** START **

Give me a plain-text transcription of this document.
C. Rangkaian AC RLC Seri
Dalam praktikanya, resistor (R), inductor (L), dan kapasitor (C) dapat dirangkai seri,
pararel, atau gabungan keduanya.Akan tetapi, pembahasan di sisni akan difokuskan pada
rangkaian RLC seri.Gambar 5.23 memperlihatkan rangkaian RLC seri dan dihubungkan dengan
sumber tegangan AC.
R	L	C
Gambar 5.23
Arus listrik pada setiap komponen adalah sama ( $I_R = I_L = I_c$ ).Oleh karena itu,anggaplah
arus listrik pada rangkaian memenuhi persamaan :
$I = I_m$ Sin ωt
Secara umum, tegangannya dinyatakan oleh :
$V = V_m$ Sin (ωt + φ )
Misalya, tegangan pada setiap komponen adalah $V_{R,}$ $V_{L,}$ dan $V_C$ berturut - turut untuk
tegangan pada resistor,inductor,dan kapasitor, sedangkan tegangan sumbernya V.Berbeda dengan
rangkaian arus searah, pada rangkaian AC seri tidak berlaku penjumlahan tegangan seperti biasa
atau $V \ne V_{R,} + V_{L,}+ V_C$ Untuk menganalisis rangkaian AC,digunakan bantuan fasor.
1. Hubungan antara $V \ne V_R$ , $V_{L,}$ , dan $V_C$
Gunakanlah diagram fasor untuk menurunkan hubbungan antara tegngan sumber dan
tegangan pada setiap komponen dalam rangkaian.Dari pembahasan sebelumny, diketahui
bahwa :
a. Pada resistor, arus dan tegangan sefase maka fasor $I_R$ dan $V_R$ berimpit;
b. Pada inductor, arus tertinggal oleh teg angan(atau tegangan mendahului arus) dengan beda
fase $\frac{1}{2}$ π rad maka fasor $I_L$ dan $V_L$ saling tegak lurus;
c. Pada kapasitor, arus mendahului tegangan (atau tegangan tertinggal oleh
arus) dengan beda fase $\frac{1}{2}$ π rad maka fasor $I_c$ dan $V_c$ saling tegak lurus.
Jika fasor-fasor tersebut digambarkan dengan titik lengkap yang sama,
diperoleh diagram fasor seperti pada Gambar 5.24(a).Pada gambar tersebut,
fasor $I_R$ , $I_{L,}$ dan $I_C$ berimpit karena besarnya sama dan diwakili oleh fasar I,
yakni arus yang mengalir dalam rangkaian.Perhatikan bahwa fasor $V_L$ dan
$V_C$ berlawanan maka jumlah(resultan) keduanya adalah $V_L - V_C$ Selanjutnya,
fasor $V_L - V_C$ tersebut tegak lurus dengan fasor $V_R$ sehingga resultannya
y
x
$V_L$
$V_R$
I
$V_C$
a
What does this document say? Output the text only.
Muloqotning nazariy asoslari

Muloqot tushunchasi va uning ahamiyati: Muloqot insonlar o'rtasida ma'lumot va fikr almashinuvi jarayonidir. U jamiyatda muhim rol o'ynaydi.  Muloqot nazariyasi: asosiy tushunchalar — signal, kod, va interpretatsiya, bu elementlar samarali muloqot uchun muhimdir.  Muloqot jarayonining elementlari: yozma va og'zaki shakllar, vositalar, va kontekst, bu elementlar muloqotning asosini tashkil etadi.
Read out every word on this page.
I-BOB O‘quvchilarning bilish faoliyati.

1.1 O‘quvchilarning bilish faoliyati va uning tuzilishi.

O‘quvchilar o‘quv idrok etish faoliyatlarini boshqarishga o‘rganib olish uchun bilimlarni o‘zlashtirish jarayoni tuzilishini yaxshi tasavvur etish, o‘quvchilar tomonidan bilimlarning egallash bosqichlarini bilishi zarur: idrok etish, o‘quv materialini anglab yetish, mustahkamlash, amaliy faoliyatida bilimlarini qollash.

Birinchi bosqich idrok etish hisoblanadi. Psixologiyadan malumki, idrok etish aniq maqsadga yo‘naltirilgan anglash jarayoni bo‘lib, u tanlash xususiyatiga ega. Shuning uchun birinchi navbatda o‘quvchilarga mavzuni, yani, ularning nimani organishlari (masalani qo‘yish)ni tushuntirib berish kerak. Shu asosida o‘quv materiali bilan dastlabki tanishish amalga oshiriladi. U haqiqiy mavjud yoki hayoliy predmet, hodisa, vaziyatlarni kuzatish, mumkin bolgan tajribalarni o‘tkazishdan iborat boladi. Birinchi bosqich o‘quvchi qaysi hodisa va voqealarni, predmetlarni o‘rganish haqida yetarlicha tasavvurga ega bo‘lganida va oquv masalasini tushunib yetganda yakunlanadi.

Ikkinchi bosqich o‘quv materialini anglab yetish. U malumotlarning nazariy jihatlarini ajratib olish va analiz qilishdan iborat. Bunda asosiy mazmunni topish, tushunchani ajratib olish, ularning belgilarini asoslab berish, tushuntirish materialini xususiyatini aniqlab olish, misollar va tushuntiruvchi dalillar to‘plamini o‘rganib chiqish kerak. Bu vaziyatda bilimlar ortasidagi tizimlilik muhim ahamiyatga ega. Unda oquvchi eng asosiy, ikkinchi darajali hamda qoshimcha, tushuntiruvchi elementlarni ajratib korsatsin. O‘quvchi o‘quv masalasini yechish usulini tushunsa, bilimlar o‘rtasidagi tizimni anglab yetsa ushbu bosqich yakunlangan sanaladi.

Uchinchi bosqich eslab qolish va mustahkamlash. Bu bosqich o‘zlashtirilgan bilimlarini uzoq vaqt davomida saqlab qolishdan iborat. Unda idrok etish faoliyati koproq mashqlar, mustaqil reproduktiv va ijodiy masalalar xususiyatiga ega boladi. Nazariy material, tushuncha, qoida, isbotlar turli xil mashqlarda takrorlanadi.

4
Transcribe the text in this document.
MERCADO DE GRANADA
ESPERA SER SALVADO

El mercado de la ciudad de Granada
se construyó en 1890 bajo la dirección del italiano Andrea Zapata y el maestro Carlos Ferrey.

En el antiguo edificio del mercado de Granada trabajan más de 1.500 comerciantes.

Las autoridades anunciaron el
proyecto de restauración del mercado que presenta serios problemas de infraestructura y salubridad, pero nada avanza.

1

** END **

> _THE REQUEST_: Search the records for the word "yang" and copy every line where it occurs.

> _THE ANSWER_:
Jika fasor-fasor tersebut digambarkan dengan titik lengkap yang sama,
yakni arus yang mengalir dalam rangkaian.Perhatikan bahwa fasor $V_L$ dan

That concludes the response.